- _Set exercise_:
Which lines have the string "системы"? Copy all of them from the entries below.

# # #

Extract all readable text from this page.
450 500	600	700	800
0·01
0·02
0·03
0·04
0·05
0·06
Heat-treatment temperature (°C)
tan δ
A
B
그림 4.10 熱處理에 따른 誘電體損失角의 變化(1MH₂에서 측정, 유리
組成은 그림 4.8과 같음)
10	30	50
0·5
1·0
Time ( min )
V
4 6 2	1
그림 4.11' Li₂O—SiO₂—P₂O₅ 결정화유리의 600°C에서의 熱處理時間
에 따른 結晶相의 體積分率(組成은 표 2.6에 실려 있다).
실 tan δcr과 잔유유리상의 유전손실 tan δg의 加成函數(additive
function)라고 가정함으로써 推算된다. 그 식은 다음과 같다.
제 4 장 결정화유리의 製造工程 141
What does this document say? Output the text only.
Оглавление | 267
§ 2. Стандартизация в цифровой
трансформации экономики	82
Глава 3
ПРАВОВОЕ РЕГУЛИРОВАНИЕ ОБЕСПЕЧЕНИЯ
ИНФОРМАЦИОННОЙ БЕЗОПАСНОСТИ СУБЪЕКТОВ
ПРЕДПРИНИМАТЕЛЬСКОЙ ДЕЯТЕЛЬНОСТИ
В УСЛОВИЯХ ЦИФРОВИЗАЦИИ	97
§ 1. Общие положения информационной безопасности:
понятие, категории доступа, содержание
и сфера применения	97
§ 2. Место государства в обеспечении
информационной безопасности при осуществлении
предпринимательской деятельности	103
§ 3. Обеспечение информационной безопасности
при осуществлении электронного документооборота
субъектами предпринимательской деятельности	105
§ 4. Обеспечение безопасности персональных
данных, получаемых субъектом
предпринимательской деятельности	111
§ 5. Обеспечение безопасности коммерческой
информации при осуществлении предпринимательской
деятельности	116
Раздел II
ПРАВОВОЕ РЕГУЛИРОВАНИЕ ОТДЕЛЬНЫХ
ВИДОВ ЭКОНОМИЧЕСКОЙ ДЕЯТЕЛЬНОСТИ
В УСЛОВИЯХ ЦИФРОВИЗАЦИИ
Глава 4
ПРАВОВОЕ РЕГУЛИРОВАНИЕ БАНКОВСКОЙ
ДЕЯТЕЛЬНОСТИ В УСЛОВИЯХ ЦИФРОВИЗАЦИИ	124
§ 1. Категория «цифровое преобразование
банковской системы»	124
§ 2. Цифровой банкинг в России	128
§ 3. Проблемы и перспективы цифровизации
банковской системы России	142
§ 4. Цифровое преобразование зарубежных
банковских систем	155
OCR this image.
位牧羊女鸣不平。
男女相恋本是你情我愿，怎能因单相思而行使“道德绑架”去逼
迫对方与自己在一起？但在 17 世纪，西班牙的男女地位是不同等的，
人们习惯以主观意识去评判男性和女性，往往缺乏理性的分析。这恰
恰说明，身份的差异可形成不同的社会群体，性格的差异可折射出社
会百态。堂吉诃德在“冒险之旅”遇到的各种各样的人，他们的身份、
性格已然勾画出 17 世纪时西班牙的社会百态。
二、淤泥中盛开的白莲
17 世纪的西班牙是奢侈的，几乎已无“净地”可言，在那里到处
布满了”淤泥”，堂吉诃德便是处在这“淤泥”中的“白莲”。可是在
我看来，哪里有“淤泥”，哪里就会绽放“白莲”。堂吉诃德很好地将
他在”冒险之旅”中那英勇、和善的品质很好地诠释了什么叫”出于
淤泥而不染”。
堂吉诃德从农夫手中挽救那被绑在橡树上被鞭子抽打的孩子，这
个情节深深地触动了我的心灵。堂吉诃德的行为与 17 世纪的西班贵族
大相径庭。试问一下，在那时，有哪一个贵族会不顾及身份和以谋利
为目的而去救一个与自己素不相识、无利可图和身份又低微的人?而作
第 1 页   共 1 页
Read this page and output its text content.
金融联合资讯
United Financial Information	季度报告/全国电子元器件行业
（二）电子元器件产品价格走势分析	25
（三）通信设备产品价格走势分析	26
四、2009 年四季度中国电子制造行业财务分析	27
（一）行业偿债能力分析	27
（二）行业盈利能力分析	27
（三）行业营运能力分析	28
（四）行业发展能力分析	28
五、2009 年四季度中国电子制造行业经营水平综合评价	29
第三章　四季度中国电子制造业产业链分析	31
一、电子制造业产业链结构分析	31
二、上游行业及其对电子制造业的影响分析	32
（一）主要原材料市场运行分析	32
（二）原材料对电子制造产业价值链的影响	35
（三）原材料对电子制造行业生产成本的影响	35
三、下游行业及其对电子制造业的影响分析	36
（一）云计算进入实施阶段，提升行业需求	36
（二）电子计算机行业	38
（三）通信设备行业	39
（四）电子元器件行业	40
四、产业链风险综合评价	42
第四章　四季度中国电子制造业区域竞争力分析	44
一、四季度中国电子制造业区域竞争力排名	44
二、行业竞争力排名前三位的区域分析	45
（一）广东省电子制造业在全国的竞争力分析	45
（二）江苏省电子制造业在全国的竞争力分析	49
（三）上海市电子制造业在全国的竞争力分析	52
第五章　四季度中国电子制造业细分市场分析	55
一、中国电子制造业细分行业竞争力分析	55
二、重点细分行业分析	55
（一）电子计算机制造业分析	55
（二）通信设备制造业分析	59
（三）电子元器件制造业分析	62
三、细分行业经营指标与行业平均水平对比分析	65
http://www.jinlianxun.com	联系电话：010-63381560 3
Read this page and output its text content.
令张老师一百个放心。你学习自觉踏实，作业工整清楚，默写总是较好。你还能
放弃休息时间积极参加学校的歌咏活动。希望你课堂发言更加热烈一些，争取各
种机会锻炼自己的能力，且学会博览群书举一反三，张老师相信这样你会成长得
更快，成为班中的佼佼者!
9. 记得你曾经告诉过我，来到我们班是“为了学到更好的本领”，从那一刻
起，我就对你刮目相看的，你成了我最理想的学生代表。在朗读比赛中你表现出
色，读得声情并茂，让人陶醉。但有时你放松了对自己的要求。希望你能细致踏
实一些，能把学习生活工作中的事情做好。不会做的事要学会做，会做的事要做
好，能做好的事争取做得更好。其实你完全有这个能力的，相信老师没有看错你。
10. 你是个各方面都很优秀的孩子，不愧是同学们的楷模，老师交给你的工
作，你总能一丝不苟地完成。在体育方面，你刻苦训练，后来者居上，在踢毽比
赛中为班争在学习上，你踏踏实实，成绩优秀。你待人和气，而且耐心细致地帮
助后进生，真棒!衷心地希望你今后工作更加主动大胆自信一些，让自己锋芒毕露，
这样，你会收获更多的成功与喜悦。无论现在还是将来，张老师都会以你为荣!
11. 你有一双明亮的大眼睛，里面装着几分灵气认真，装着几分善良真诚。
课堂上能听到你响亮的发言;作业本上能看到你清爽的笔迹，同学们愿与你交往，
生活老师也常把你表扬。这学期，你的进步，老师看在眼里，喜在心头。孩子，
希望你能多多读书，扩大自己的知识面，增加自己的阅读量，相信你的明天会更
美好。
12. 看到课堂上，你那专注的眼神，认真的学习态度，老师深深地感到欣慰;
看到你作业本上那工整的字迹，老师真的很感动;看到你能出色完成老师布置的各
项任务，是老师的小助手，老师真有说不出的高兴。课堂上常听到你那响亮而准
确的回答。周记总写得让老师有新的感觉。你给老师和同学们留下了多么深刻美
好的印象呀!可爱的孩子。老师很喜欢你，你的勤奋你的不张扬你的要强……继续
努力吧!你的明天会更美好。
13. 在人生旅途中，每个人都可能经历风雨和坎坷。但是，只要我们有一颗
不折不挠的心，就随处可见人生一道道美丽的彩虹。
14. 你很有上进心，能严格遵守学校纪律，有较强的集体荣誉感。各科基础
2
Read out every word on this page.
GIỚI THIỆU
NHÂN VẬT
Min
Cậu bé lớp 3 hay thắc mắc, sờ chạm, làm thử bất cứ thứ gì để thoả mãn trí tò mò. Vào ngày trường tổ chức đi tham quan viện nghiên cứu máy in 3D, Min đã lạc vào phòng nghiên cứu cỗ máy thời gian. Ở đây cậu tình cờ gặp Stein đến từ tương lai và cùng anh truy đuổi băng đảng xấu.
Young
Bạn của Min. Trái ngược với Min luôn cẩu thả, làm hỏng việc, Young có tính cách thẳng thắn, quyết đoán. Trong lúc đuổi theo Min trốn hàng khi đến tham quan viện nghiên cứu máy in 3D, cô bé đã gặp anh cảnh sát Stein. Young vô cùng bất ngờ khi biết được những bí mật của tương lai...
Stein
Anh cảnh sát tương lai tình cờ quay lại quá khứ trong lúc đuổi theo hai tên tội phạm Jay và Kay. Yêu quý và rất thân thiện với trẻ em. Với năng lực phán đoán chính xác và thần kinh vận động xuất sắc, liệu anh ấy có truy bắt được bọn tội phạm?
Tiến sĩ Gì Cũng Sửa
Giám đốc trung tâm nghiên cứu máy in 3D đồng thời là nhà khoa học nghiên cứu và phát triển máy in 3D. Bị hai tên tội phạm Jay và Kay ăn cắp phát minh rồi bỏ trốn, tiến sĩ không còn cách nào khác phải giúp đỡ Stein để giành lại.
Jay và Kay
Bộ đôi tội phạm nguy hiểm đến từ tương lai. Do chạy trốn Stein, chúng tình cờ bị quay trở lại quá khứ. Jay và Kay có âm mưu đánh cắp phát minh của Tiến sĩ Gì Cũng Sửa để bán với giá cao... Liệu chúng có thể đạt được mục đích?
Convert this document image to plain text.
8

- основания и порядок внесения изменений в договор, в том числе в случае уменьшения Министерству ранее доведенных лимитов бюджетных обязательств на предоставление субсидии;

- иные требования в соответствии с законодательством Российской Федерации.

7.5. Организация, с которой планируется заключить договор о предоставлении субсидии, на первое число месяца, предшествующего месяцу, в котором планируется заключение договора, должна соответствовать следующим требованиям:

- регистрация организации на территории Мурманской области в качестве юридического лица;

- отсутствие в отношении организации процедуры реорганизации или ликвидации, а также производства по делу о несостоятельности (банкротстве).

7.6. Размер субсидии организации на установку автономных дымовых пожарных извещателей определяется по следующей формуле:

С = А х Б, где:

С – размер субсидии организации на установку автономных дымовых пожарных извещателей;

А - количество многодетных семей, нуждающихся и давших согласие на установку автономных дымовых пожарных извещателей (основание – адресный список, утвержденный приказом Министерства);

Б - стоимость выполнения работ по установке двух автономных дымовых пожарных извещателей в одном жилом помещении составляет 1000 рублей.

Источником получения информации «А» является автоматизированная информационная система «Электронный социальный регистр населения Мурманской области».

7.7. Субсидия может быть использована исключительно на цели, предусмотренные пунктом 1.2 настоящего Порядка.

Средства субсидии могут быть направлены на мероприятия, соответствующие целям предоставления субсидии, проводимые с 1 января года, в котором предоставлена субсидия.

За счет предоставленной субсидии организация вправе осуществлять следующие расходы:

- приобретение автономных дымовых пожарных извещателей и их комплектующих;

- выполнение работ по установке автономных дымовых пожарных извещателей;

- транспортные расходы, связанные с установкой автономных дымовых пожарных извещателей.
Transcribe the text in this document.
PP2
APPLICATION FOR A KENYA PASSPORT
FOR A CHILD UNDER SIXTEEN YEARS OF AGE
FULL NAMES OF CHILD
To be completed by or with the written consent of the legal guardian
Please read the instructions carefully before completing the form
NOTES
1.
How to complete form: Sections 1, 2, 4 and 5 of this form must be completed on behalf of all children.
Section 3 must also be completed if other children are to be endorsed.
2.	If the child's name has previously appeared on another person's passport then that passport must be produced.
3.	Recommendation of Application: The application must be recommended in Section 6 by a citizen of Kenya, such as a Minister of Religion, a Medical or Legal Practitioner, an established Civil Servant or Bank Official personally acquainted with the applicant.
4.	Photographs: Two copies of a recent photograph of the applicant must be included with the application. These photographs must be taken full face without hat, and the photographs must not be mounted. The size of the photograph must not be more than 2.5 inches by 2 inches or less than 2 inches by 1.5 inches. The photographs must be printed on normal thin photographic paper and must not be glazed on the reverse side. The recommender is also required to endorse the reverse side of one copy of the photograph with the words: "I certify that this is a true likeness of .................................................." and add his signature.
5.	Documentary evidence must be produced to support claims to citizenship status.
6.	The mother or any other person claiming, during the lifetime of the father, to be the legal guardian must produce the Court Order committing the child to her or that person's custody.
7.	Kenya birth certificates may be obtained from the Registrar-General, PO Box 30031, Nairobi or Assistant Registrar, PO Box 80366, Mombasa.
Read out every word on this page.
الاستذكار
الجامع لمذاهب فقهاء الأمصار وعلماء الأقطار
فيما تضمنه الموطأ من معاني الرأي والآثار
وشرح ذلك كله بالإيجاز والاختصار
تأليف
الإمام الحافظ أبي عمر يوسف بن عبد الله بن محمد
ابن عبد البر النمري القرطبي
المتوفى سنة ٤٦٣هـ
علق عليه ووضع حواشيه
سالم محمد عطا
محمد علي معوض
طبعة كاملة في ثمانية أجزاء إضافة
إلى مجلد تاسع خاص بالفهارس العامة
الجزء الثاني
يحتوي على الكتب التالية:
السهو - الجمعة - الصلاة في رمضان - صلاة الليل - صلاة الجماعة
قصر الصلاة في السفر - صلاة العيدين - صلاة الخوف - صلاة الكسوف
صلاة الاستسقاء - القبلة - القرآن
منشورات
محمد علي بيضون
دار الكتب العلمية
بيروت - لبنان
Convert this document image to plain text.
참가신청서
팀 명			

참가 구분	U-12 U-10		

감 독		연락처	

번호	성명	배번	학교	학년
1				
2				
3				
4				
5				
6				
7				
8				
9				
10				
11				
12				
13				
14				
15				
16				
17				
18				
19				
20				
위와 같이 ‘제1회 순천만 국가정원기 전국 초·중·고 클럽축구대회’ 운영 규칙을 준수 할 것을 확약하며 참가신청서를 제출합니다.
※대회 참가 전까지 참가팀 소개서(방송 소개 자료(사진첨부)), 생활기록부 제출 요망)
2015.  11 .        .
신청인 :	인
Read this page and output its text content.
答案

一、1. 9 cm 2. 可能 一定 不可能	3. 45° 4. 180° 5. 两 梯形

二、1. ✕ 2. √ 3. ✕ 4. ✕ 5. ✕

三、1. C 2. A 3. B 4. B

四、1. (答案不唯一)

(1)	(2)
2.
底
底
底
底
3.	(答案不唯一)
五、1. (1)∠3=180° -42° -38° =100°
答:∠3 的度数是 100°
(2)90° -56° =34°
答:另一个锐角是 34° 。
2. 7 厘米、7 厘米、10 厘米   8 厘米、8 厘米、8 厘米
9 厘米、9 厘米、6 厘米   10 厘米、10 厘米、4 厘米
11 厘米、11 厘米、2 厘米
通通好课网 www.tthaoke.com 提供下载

# # #

- _Task output_:
банковской системы»	124
банковской системы России	142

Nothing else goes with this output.